*** TASK MATERIAL ***

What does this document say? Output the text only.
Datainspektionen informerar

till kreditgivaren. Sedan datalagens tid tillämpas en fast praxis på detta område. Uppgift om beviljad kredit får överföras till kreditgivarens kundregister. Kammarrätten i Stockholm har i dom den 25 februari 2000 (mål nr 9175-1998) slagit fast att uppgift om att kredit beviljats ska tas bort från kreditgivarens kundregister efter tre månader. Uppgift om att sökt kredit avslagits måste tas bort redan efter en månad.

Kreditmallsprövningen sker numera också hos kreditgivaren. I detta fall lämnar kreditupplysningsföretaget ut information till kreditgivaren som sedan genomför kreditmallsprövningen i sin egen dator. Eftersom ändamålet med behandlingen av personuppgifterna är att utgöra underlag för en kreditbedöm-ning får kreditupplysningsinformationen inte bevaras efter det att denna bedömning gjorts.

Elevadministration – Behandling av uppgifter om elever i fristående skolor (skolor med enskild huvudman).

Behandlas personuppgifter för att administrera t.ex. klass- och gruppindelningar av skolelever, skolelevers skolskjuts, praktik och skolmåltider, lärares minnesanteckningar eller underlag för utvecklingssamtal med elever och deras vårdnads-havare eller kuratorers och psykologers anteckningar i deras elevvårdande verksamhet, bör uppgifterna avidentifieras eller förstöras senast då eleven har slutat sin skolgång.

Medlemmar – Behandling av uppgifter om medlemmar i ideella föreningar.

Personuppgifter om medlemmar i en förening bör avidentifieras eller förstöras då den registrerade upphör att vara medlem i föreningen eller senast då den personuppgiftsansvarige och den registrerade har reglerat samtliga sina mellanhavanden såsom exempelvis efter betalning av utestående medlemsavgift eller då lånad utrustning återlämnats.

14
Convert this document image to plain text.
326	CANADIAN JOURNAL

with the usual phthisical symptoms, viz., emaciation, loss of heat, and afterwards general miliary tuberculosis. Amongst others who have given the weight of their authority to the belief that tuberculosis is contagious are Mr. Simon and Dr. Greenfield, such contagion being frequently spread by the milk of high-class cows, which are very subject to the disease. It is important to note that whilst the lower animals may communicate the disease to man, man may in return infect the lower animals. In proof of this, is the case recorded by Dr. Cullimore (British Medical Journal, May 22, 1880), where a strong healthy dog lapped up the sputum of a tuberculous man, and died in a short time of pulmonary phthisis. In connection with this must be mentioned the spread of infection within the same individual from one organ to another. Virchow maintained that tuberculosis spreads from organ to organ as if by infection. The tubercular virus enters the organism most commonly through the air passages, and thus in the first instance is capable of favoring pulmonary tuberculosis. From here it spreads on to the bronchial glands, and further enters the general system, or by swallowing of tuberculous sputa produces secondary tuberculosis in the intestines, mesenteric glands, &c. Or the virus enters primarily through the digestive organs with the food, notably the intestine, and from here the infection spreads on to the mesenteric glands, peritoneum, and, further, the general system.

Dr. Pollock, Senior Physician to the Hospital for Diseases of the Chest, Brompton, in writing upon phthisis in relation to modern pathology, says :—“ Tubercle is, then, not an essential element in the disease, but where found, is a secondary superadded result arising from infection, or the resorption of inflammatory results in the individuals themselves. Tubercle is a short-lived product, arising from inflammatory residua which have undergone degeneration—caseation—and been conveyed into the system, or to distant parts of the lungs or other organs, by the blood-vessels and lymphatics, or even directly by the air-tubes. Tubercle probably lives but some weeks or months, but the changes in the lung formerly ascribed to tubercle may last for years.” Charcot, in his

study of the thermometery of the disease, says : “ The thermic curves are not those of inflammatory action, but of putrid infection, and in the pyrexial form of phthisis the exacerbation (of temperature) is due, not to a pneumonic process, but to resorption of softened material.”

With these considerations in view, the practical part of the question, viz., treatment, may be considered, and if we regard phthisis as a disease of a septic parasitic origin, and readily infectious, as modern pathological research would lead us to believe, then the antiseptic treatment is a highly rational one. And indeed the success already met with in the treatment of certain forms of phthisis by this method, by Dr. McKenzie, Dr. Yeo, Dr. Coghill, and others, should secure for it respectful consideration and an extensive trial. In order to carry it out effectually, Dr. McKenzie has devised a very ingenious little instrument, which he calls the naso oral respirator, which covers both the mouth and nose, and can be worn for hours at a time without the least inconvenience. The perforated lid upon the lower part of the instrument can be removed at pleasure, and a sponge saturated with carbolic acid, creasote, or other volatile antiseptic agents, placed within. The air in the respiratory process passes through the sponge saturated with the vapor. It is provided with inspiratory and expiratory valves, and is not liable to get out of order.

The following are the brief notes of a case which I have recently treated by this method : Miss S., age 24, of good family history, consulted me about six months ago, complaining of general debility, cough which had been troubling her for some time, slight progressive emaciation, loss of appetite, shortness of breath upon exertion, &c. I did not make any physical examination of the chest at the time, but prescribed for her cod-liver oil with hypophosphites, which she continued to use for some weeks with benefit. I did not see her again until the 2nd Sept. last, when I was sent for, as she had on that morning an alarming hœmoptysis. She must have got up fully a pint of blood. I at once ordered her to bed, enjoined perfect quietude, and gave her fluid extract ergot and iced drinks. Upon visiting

*** End of TASK MATERIAL ***

WORK ITEM —
Going through the data above, state how many lines include the word "document"; only that number is needed.

SOLUTION TO THIS EXERCISE —
2